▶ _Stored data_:

[BEGIN]

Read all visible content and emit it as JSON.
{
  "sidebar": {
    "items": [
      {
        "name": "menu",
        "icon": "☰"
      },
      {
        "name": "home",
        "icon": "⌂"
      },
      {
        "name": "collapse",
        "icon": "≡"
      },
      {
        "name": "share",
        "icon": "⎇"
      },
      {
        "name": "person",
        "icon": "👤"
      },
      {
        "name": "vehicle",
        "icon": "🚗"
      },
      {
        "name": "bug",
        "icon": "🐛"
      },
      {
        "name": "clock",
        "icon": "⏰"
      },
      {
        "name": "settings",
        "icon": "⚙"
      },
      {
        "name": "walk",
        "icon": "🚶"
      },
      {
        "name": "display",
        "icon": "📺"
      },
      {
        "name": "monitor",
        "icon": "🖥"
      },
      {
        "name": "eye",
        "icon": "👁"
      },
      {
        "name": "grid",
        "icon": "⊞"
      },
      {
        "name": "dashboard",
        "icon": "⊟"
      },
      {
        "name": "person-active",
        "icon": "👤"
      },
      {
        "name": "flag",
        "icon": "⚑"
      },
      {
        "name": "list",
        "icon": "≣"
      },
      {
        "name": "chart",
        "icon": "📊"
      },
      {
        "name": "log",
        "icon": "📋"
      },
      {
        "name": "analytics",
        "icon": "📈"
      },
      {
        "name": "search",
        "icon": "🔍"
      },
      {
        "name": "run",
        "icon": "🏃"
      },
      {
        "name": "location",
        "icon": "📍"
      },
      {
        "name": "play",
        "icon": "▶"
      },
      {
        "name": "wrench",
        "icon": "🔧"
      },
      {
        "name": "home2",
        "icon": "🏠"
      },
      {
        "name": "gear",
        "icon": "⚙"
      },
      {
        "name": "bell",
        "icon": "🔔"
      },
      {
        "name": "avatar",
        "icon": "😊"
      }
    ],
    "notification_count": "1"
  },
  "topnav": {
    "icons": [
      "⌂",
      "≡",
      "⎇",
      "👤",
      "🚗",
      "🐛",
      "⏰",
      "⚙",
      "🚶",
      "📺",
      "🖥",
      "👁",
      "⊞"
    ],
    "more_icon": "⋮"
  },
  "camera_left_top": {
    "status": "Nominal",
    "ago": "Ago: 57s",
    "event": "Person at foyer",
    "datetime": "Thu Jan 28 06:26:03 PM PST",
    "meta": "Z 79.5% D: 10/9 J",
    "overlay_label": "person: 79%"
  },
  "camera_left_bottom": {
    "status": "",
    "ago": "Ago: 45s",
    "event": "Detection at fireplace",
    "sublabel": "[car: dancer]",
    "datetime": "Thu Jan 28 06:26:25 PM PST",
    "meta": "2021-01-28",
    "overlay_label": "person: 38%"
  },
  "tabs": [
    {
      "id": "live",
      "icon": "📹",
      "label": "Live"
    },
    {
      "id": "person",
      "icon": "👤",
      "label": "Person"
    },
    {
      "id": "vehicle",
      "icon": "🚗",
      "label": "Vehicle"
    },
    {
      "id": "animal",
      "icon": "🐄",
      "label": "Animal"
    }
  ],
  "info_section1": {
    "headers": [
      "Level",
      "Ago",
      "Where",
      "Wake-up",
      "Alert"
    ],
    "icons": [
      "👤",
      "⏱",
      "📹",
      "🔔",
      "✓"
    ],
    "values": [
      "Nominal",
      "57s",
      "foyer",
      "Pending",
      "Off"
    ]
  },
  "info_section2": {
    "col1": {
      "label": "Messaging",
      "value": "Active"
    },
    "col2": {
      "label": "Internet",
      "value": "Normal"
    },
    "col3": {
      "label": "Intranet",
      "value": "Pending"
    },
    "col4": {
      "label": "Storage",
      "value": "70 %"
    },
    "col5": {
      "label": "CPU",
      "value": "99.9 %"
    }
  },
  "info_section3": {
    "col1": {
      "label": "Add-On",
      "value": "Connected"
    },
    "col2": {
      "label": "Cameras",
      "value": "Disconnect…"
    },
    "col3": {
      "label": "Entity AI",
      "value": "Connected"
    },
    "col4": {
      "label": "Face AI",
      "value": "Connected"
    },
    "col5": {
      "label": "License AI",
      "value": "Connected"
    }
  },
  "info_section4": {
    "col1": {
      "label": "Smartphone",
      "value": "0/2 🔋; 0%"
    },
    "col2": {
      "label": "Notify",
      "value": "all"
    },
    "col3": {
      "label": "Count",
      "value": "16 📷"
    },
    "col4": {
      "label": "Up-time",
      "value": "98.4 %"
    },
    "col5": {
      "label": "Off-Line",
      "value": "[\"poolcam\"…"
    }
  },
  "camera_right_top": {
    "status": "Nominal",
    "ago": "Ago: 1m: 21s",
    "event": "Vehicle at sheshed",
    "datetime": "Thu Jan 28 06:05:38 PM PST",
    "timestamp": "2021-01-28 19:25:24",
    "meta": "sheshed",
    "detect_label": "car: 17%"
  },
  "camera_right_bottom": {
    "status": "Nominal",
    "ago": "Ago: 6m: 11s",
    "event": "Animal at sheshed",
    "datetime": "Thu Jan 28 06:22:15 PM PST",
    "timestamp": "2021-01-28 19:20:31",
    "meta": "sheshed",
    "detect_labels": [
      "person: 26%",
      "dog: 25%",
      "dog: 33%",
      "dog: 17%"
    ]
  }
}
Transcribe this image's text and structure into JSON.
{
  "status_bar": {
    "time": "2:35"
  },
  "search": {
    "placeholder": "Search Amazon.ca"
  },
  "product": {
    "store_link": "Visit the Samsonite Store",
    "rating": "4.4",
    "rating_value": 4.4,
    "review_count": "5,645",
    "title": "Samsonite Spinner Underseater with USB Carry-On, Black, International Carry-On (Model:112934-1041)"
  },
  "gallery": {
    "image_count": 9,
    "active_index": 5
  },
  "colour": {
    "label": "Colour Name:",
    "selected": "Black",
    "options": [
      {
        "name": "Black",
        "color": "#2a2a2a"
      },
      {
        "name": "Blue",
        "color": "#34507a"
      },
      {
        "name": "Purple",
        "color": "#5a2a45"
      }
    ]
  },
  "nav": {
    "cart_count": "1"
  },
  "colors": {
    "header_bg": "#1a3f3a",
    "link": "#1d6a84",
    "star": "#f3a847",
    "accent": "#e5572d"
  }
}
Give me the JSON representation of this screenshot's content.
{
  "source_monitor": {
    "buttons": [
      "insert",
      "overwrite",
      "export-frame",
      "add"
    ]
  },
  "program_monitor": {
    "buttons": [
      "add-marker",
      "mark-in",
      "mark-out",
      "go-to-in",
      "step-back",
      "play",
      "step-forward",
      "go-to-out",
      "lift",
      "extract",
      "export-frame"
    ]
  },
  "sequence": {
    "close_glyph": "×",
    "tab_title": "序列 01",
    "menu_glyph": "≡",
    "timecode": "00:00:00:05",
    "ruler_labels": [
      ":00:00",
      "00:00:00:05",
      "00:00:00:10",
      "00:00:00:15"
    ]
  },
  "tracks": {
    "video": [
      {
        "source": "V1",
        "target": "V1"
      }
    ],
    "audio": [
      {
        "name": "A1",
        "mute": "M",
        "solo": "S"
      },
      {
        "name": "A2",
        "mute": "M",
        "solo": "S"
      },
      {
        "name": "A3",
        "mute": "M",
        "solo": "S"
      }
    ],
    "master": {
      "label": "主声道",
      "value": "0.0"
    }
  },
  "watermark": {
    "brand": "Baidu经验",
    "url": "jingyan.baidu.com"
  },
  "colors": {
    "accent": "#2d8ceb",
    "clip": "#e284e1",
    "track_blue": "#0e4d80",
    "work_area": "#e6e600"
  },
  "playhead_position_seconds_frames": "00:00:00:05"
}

[END]

▶ _SET TASK_:
Repeat each record exactly, leaving nothing out.

▶ _TASK OUTPUT_:
Read all visible content and emit it as JSON.
{
  "sidebar": {
    "items": [
      {
        "name": "menu",
        "icon": "☰"
      },
      {
        "name": "home",
        "icon": "⌂"
      },
      {
        "name": "collapse",
        "icon": "≡"
      },
      {
        "name": "share",
        "icon": "⎇"
      },
      {
        "name": "person",
        "icon": "👤"
      },
      {
        "name": "vehicle",
        "icon": "🚗"
      },
      {
        "name": "bug",
        "icon": "🐛"
      },
      {
        "name": "clock",
        "icon": "⏰"
      },
      {
        "name": "settings",
        "icon": "⚙"
      },
      {
        "name": "walk",
        "icon": "🚶"
      },
      {
        "name": "display",
        "icon": "📺"
      },
      {
        "name": "monitor",
        "icon": "🖥"
      },
      {
        "name": "eye",
        "icon": "👁"
      },
      {
        "name": "grid",
        "icon": "⊞"
      },
      {
        "name": "dashboard",
        "icon": "⊟"
      },
      {
        "name": "person-active",
        "icon": "👤"
      },
      {
        "name": "flag",
        "icon": "⚑"
      },
      {
        "name": "list",
        "icon": "≣"
      },
      {
        "name": "chart",
        "icon": "📊"
      },
      {
        "name": "log",
        "icon": "📋"
      },
      {
        "name": "analytics",
        "icon": "📈"
      },
      {
        "name": "search",
        "icon": "🔍"
      },
      {
        "name": "run",
        "icon": "🏃"
      },
      {
        "name": "location",
        "icon": "📍"
      },
      {
        "name": "play",
        "icon": "▶"
      },
      {
        "name": "wrench",
        "icon": "🔧"
      },
      {
        "name": "home2",
        "icon": "🏠"
      },
      {
        "name": "gear",
        "icon": "⚙"
      },
      {
        "name": "bell",
        "icon": "🔔"
      },
      {
        "name": "avatar",
        "icon": "😊"
      }
    ],
    "notification_count": "1"
  },
  "topnav": {
    "icons": [
      "⌂",
      "≡",
      "⎇",
      "👤",
      "🚗",
      "🐛",
      "⏰",
      "⚙",
      "🚶",
      "📺",
      "🖥",
      "👁",
      "⊞"
    ],
    "more_icon": "⋮"
  },
  "camera_left_top": {
    "status": "Nominal",
    "ago": "Ago: 57s",
    "event": "Person at foyer",
    "datetime": "Thu Jan 28 06:26:03 PM PST",
    "meta": "Z 79.5% D: 10/9 J",
    "overlay_label": "person: 79%"
  },
  "camera_left_bottom": {
    "status": "",
    "ago": "Ago: 45s",
    "event": "Detection at fireplace",
    "sublabel": "[car: dancer]",
    "datetime": "Thu Jan 28 06:26:25 PM PST",
    "meta": "2021-01-28",
    "overlay_label": "person: 38%"
  },
  "tabs": [
    {
      "id": "live",
      "icon": "📹",
      "label": "Live"
    },
    {
      "id": "person",
      "icon": "👤",
      "label": "Person"
    },
    {
      "id": "vehicle",
      "icon": "🚗",
      "label": "Vehicle"
    },
    {
      "id": "animal",
      "icon": "🐄",
      "label": "Animal"
    }
  ],
  "info_section1": {
    "headers": [
      "Level",
      "Ago",
      "Where",
      "Wake-up",
      "Alert"
    ],
    "icons": [
      "👤",
      "⏱",
      "📹",
      "🔔",
      "✓"
    ],
    "values": [
      "Nominal",
      "57s",
      "foyer",
      "Pending",
      "Off"
    ]
  },
  "info_section2": {
    "col1": {
      "label": "Messaging",
      "value": "Active"
    },
    "col2": {
      "label": "Internet",
      "value": "Normal"
    },
    "col3": {
      "label": "Intranet",
      "value": "Pending"
    },
    "col4": {
      "label": "Storage",
      "value": "70 %"
    },
    "col5": {
      "label": "CPU",
      "value": "99.9 %"
    }
  },
  "info_section3": {
    "col1": {
      "label": "Add-On",
      "value": "Connected"
    },
    "col2": {
      "label": "Cameras",
      "value": "Disconnect…"
    },
    "col3": {
      "label": "Entity AI",
      "value": "Connected"
    },
    "col4": {
      "label": "Face AI",
      "value": "Connected"
    },
    "col5": {
      "label": "License AI",
      "value": "Connected"
    }
  },
  "info_section4": {
    "col1": {
      "label": "Smartphone",
      "value": "0/2 🔋; 0%"
    },
    "col2": {
      "label": "Notify",
      "value": "all"
    },
    "col3": {
      "label": "Count",
      "value": "16 📷"
    },
    "col4": {
      "label": "Up-time",
      "value": "98.4 %"
    },
    "col5": {
      "label": "Off-Line",
      "value": "[\"poolcam\"…"
    }
  },
  "camera_right_top": {
    "status": "Nominal",
    "ago": "Ago: 1m: 21s",
    "event": "Vehicle at sheshed",
    "datetime": "Thu Jan 28 06:05:38 PM PST",
    "timestamp": "2021-01-28 19:25:24",
    "meta": "sheshed",
    "detect_label": "car: 17%"
  },
  "camera_right_bottom": {
    "status": "Nominal",
    "ago": "Ago: 6m: 11s",
    "event": "Animal at sheshed",
    "datetime": "Thu Jan 28 06:22:15 PM PST",
    "timestamp": "2021-01-28 19:20:31",
    "meta": "sheshed",
    "detect_labels": [
      "person: 26%",
      "dog: 25%",
      "dog: 33%",
      "dog: 17%"
    ]
  }
}
Transcribe this image's text and structure into JSON.
{
  "status_bar": {
    "time": "2:35"
  },
  "search": {
    "placeholder": "Search Amazon.ca"
  },
  "product": {
    "store_link": "Visit the Samsonite Store",
    "rating": "4.4",
    "rating_value": 4.4,
    "review_count": "5,645",
    "title": "Samsonite Spinner Underseater with USB Carry-On, Black, International Carry-On (Model:112934-1041)"
  },
  "gallery": {
    "image_count": 9,
    "active_index": 5
  },
  "colour": {
    "label": "Colour Name:",
    "selected": "Black",
    "options": [
      {
        "name": "Black",
        "color": "#2a2a2a"
      },
      {
        "name": "Blue",
        "color": "#34507a"
      },
      {
        "name": "Purple",
        "color": "#5a2a45"
      }
    ]
  },
  "nav": {
    "cart_count": "1"
  },
  "colors": {
    "header_bg": "#1a3f3a",
    "link": "#1d6a84",
    "star": "#f3a847",
    "accent": "#e5572d"
  }
}
Give me the JSON representation of this screenshot's content.
{
  "source_monitor": {
    "buttons": [
      "insert",
      "overwrite",
      "export-frame",
      "add"
    ]
  },
  "program_monitor": {
    "buttons": [
      "add-marker",
      "mark-in",
      "mark-out",
      "go-to-in",
      "step-back",
      "play",
      "step-forward",
      "go-to-out",
      "lift",
      "extract",
      "export-frame"
    ]
  },
  "sequence": {
    "close_glyph": "×",
    "tab_title": "序列 01",
    "menu_glyph": "≡",
    "timecode": "00:00:00:05",
    "ruler_labels": [
      ":00:00",
      "00:00:00:05",
      "00:00:00:10",
      "00:00:00:15"
    ]
  },
  "tracks": {
    "video": [
      {
        "source": "V1",
        "target": "V1"
      }
    ],
    "audio": [
      {
        "name": "A1",
        "mute": "M",
        "solo": "S"
      },
      {
        "name": "A2",
        "mute": "M",
        "solo": "S"
      },
      {
        "name": "A3",
        "mute": "M",
        "solo": "S"
      }
    ],
    "master": {
      "label": "主声道",
      "value": "0.0"
    }
  },
  "watermark": {
    "brand": "Baidu经验",
    "url": "jingyan.baidu.com"
  },
  "colors": {
    "accent": "#2d8ceb",
    "clip": "#e284e1",
    "track_blue": "#0e4d80",
    "work_area": "#e6e600"
  },
  "playhead_position_seconds_frames": "00:00:00:05"
}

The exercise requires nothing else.